_Prompt_
Reproduce each line bearing the word "title".

_Records for processing_

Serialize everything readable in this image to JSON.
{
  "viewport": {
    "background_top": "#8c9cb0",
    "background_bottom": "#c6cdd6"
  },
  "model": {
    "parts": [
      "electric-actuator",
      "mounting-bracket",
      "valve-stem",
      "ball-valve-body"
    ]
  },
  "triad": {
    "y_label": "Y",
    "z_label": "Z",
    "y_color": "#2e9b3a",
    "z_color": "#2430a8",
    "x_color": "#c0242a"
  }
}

==

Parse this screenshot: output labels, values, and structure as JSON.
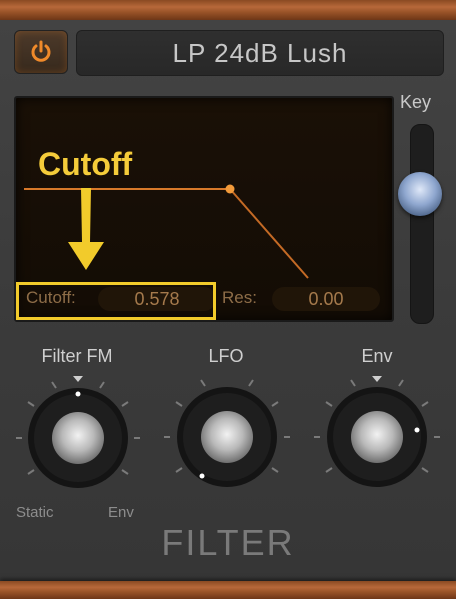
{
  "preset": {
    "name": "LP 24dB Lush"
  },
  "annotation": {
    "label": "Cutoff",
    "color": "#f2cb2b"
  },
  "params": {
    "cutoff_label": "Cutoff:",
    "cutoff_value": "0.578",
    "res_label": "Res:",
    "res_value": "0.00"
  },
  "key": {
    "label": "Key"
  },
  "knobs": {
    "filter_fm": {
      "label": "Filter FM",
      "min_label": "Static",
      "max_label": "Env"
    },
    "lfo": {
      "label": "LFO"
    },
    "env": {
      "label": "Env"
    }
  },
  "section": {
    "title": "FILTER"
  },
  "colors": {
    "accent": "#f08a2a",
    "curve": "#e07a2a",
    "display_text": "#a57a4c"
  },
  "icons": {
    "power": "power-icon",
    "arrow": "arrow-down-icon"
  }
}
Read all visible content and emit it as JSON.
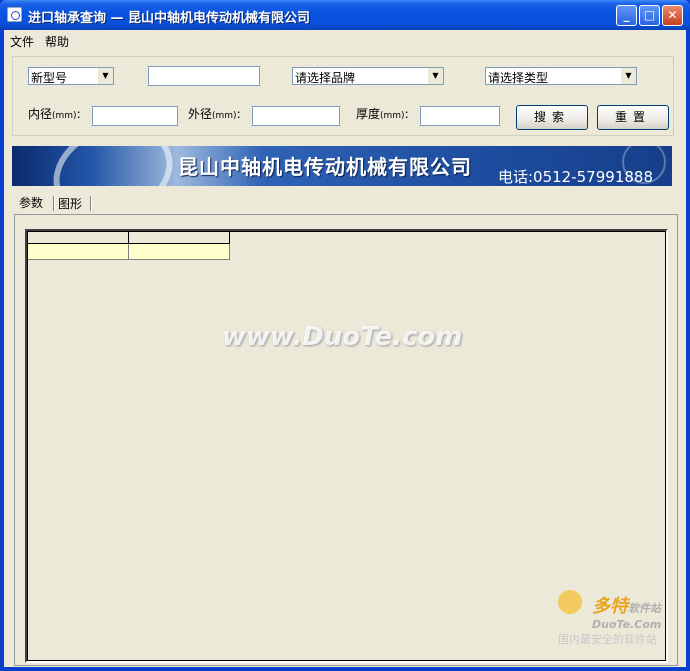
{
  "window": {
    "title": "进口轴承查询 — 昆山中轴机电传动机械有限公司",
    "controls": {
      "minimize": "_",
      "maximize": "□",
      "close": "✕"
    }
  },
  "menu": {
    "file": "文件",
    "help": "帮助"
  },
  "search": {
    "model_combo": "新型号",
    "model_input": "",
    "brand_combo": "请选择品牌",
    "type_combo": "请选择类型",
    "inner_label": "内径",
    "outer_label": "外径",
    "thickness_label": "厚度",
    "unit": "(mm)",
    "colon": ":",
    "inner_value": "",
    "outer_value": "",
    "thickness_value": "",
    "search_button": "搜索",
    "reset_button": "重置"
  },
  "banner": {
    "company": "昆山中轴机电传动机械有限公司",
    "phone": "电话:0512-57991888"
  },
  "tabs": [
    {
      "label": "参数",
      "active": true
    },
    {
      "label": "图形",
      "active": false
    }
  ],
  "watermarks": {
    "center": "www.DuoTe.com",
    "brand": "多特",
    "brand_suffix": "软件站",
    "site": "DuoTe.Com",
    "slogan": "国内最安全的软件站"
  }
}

_Exercise solution_
    "title": "FILTER"
    "title": "进口轴承查询 — 昆山中轴机电传动机械有限公司",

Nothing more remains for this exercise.